##### Extracted information #####

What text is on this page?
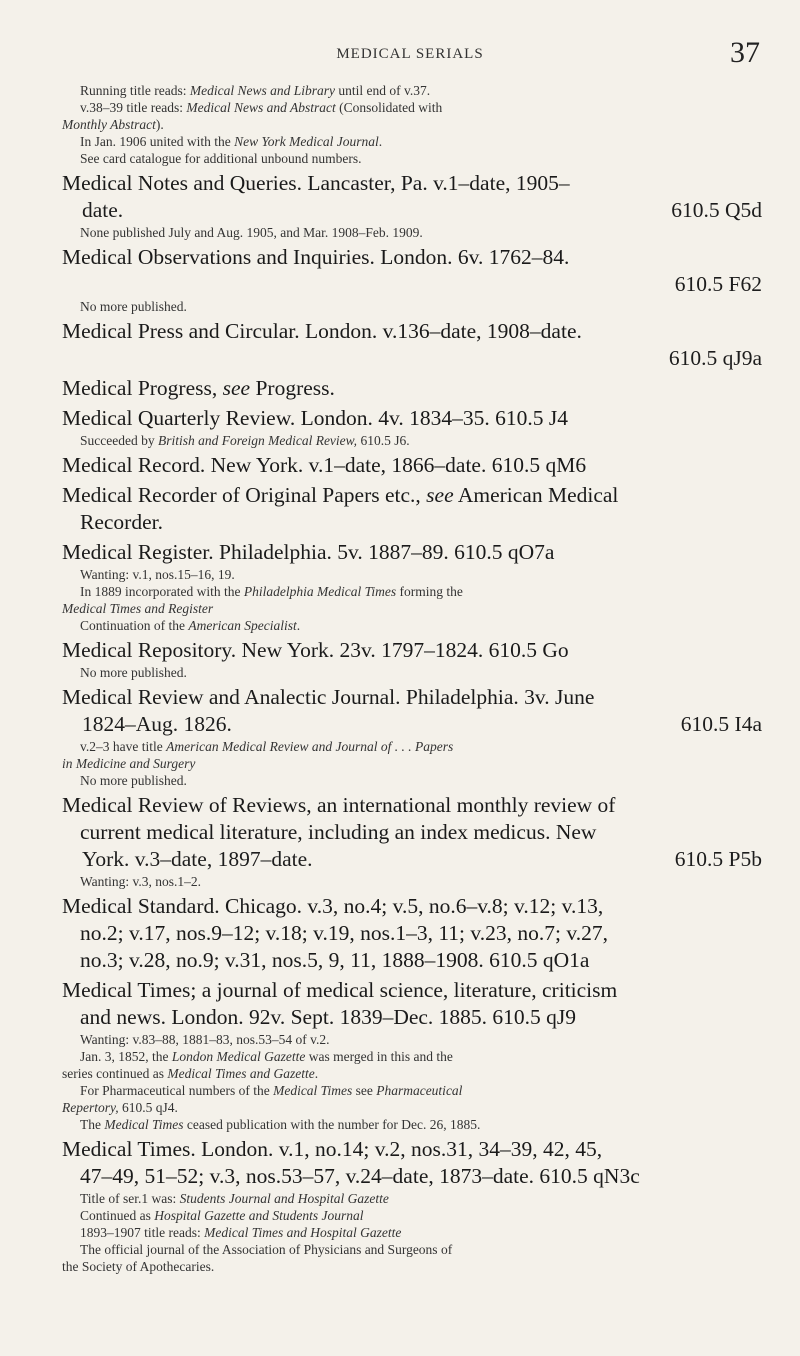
MEDICAL SERIALS	37

Running title reads: Medical News and Library until end of v.37.

v.38–39 title reads: Medical News and Abstract (Consolidated with

Monthly Abstract).

In Jan. 1906 united with the New York Medical Journal.

See card catalogue for additional unbound numbers.

Medical Notes and Queries. Lancaster, Pa. v.1–date, 1905–

date.	610.5 Q5d

None published July and Aug. 1905, and Mar. 1908–Feb. 1909.

Medical Observations and Inquiries. London. 6v. 1762–84.

610.5 F62

No more published.

Medical Press and Circular. London. v.136–date, 1908–date.

610.5 qJ9a

Medical Progress, see Progress.

Medical Quarterly Review. London. 4v. 1834–35. 610.5 J4

Succeeded by British and Foreign Medical Review, 610.5 J6.

Medical Record. New York. v.1–date, 1866–date. 610.5 qM6

Medical Recorder of Original Papers etc., see American Medical

Recorder.

Medical Register. Philadelphia. 5v. 1887–89. 610.5 qO7a

Wanting: v.1, nos.15–16, 19.

In 1889 incorporated with the Philadelphia Medical Times forming the

Medical Times and Register

Continuation of the American Specialist.

Medical Repository. New York. 23v. 1797–1824. 610.5 Go

No more published.

Medical Review and Analectic Journal. Philadelphia. 3v. June

1824–Aug. 1826.	610.5 I4a

v.2–3 have title American Medical Review and Journal of . . . Papers

in Medicine and Surgery

No more published.

Medical Review of Reviews, an international monthly review of

current medical literature, including an index medicus. New

York. v.3–date, 1897–date.	610.5 P5b

Wanting: v.3, nos.1–2.

Medical Standard. Chicago. v.3, no.4; v.5, no.6–v.8; v.12; v.13,

no.2; v.17, nos.9–12; v.18; v.19, nos.1–3, 11; v.23, no.7; v.27,

no.3; v.28, no.9; v.31, nos.5, 9, 11, 1888–1908. 610.5 qO1a

Medical Times; a journal of medical science, literature, criticism

and news. London. 92v. Sept. 1839–Dec. 1885. 610.5 qJ9

Wanting: v.83–88, 1881–83, nos.53–54 of v.2.

Jan. 3, 1852, the London Medical Gazette was merged in this and the

series continued as Medical Times and Gazette.

For Pharmaceutical numbers of the Medical Times see Pharmaceutical

Repertory, 610.5 qJ4.

The Medical Times ceased publication with the number for Dec. 26, 1885.

Medical Times. London. v.1, no.14; v.2, nos.31, 34–39, 42, 45,

47–49, 51–52; v.3, nos.53–57, v.24–date, 1873–date. 610.5 qN3c

Title of ser.1 was: Students Journal and Hospital Gazette

Continued as Hospital Gazette and Students Journal

1893–1907 title reads: Medical Times and Hospital Gazette

The official journal of the Association of Physicians and Surgeons of

the Society of Apothecaries.
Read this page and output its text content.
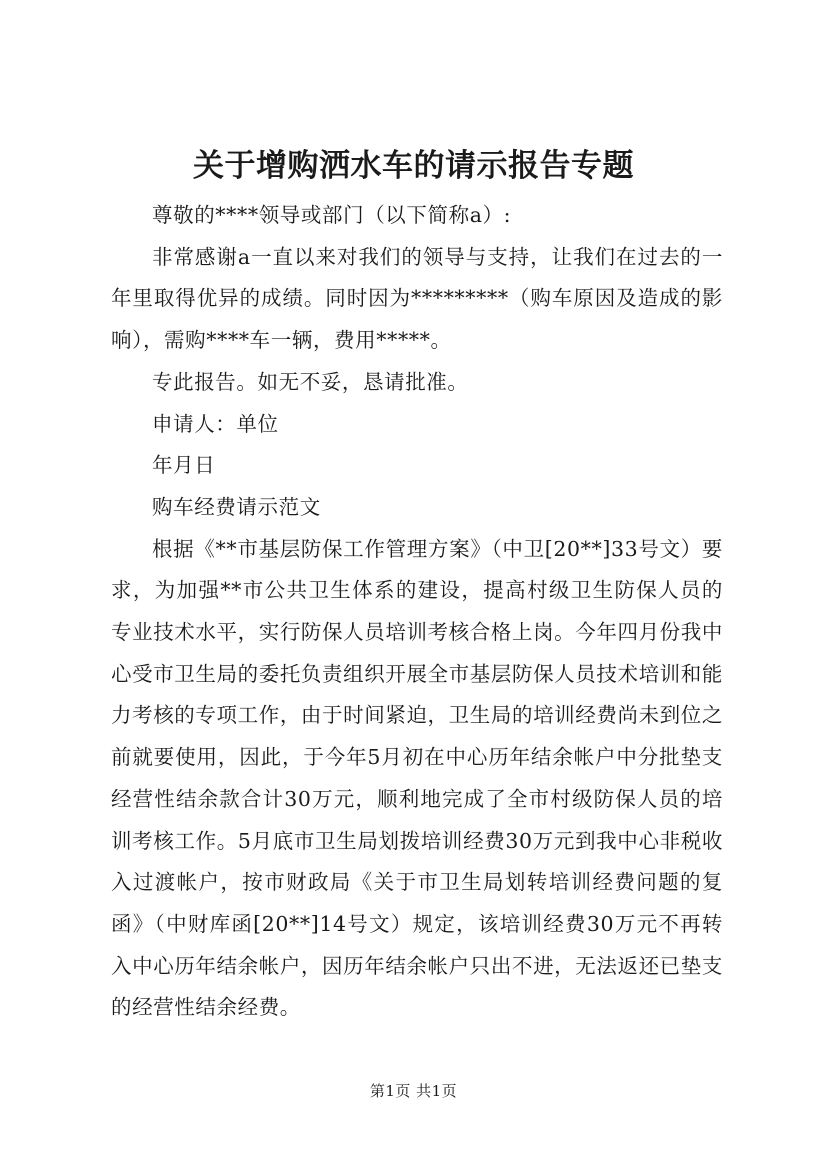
关于增购洒水车的请示报告专题

尊敬的****领导或部门（以下简称a）:

非常感谢a一直以来对我们的领导与支持，让我们在过去的一年里取得优异的成绩。同时因为*********（购车原因及造成的影响），需购****车一辆，费用*****。

专此报告。如无不妥，恳请批准。

申请人：单位

年月日

购车经费请示范文

根据《**市基层防保工作管理方案》（中卫[20**]33号文）要求，为加强**市公共卫生体系的建设，提高村级卫生防保人员的专业技术水平，实行防保人员培训考核合格上岗。今年四月份我中心受市卫生局的委托负责组织开展全市基层防保人员技术培训和能力考核的专项工作，由于时间紧迫，卫生局的培训经费尚未到位之前就要使用，因此，于今年5月初在中心历年结余帐户中分批垫支经营性结余款合计30万元，顺利地完成了全市村级防保人员的培训考核工作。5月底市卫生局划拨培训经费30万元到我中心非税收入过渡帐户，按市财政局《关于市卫生局划转培训经费问题的复函》（中财库函[20**]14号文）规定，该培训经费30万元不再转入中心历年结余帐户，因历年结余帐户只出不进，无法返还已垫支的经营性结余经费。

第1页 共1页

#####

Reproduce the data above in full, exactly as it is, with the pictures left out.

What text is on this page?
MEDICAL SERIALS	37

Running title reads: Medical News and Library until end of v.37.

v.38–39 title reads: Medical News and Abstract (Consolidated with

Monthly Abstract).

In Jan. 1906 united with the New York Medical Journal.

See card catalogue for additional unbound numbers.

Medical Notes and Queries. Lancaster, Pa. v.1–date, 1905–

date.	610.5 Q5d

None published July and Aug. 1905, and Mar. 1908–Feb. 1909.

Medical Observations and Inquiries. London. 6v. 1762–84.

610.5 F62

No more published.

Medical Press and Circular. London. v.136–date, 1908–date.

610.5 qJ9a

Medical Progress, see Progress.

Medical Quarterly Review. London. 4v. 1834–35. 610.5 J4

Succeeded by British and Foreign Medical Review, 610.5 J6.

Medical Record. New York. v.1–date, 1866–date. 610.5 qM6

Medical Recorder of Original Papers etc., see American Medical

Recorder.

Medical Register. Philadelphia. 5v. 1887–89. 610.5 qO7a

Wanting: v.1, nos.15–16, 19.

In 1889 incorporated with the Philadelphia Medical Times forming the

Medical Times and Register

Continuation of the American Specialist.

Medical Repository. New York. 23v. 1797–1824. 610.5 Go

No more published.

Medical Review and Analectic Journal. Philadelphia. 3v. June

1824–Aug. 1826.	610.5 I4a

v.2–3 have title American Medical Review and Journal of . . . Papers

in Medicine and Surgery

No more published.

Medical Review of Reviews, an international monthly review of

current medical literature, including an index medicus. New

York. v.3–date, 1897–date.	610.5 P5b

Wanting: v.3, nos.1–2.

Medical Standard. Chicago. v.3, no.4; v.5, no.6–v.8; v.12; v.13,

no.2; v.17, nos.9–12; v.18; v.19, nos.1–3, 11; v.23, no.7; v.27,

no.3; v.28, no.9; v.31, nos.5, 9, 11, 1888–1908. 610.5 qO1a

Medical Times; a journal of medical science, literature, criticism

and news. London. 92v. Sept. 1839–Dec. 1885. 610.5 qJ9

Wanting: v.83–88, 1881–83, nos.53–54 of v.2.

Jan. 3, 1852, the London Medical Gazette was merged in this and the

series continued as Medical Times and Gazette.

For Pharmaceutical numbers of the Medical Times see Pharmaceutical

Repertory, 610.5 qJ4.

The Medical Times ceased publication with the number for Dec. 26, 1885.

Medical Times. London. v.1, no.14; v.2, nos.31, 34–39, 42, 45,

47–49, 51–52; v.3, nos.53–57, v.24–date, 1873–date. 610.5 qN3c

Title of ser.1 was: Students Journal and Hospital Gazette

Continued as Hospital Gazette and Students Journal

1893–1907 title reads: Medical Times and Hospital Gazette

The official journal of the Association of Physicians and Surgeons of

the Society of Apothecaries.
Read this page and output its text content.
关于增购洒水车的请示报告专题

尊敬的****领导或部门（以下简称a）:

非常感谢a一直以来对我们的领导与支持，让我们在过去的一年里取得优异的成绩。同时因为*********（购车原因及造成的影响），需购****车一辆，费用*****。

专此报告。如无不妥，恳请批准。

申请人：单位

年月日

购车经费请示范文

根据《**市基层防保工作管理方案》（中卫[20**]33号文）要求，为加强**市公共卫生体系的建设，提高村级卫生防保人员的专业技术水平，实行防保人员培训考核合格上岗。今年四月份我中心受市卫生局的委托负责组织开展全市基层防保人员技术培训和能力考核的专项工作，由于时间紧迫，卫生局的培训经费尚未到位之前就要使用，因此，于今年5月初在中心历年结余帐户中分批垫支经营性结余款合计30万元，顺利地完成了全市村级防保人员的培训考核工作。5月底市卫生局划拨培训经费30万元到我中心非税收入过渡帐户，按市财政局《关于市卫生局划转培训经费问题的复函》（中财库函[20**]14号文）规定，该培训经费30万元不再转入中心历年结余帐户，因历年结余帐户只出不进，无法返还已垫支的经营性结余经费。

第1页 共1页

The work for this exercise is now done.